Will you write out all the entries below exactly?

─── SUPPLIED RECORDS ───

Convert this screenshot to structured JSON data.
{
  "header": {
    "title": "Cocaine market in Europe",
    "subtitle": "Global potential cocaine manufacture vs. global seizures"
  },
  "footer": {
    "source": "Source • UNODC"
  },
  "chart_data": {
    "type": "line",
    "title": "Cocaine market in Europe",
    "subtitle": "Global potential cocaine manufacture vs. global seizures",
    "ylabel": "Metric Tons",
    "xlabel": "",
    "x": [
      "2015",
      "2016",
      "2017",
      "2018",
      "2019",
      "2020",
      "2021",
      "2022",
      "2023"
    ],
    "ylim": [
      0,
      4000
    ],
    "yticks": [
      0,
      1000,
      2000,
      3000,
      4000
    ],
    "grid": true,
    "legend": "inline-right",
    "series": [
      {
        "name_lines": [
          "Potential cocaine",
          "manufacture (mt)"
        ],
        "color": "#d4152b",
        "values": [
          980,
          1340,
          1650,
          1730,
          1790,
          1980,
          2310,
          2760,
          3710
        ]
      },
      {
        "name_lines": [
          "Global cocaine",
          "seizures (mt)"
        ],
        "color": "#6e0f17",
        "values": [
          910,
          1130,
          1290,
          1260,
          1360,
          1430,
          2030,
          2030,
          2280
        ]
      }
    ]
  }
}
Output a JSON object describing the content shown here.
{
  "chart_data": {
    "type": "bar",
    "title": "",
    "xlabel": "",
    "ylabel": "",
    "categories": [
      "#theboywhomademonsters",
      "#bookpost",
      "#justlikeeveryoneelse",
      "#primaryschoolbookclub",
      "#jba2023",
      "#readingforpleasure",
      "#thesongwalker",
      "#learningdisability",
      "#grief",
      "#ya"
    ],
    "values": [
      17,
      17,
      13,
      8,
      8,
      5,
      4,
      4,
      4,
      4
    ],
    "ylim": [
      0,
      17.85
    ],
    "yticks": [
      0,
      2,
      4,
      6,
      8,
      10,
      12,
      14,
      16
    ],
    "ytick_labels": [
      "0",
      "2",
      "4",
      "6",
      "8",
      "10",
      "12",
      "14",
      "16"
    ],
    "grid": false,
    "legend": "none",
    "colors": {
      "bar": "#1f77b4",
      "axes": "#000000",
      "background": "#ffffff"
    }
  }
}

───

> RESPONSE:
Convert this screenshot to structured JSON data.
{
  "header": {
    "title": "Cocaine market in Europe",
    "subtitle": "Global potential cocaine manufacture vs. global seizures"
  },
  "footer": {
    "source": "Source • UNODC"
  },
  "chart_data": {
    "type": "line",
    "title": "Cocaine market in Europe",
    "subtitle": "Global potential cocaine manufacture vs. global seizures",
    "ylabel": "Metric Tons",
    "xlabel": "",
    "x": [
      "2015",
      "2016",
      "2017",
      "2018",
      "2019",
      "2020",
      "2021",
      "2022",
      "2023"
    ],
    "ylim": [
      0,
      4000
    ],
    "yticks": [
      0,
      1000,
      2000,
      3000,
      4000
    ],
    "grid": true,
    "legend": "inline-right",
    "series": [
      {
        "name_lines": [
          "Potential cocaine",
          "manufacture (mt)"
        ],
        "color": "#d4152b",
        "values": [
          980,
          1340,
          1650,
          1730,
          1790,
          1980,
          2310,
          2760,
          3710
        ]
      },
      {
        "name_lines": [
          "Global cocaine",
          "seizures (mt)"
        ],
        "color": "#6e0f17",
        "values": [
          910,
          1130,
          1290,
          1260,
          1360,
          1430,
          2030,
          2030,
          2280
        ]
      }
    ]
  }
}
Output a JSON object describing the content shown here.
{
  "chart_data": {
    "type": "bar",
    "title": "",
    "xlabel": "",
    "ylabel": "",
    "categories": [
      "#theboywhomademonsters",
      "#bookpost",
      "#justlikeeveryoneelse",
      "#primaryschoolbookclub",
      "#jba2023",
      "#readingforpleasure",
      "#thesongwalker",
      "#learningdisability",
      "#grief",
      "#ya"
    ],
    "values": [
      17,
      17,
      13,
      8,
      8,
      5,
      4,
      4,
      4,
      4
    ],
    "ylim": [
      0,
      17.85
    ],
    "yticks": [
      0,
      2,
      4,
      6,
      8,
      10,
      12,
      14,
      16
    ],
    "ytick_labels": [
      "0",
      "2",
      "4",
      "6",
      "8",
      "10",
      "12",
      "14",
      "16"
    ],
    "grid": false,
    "legend": "none",
    "colors": {
      "bar": "#1f77b4",
      "axes": "#000000",
      "background": "#ffffff"
    }
  }
}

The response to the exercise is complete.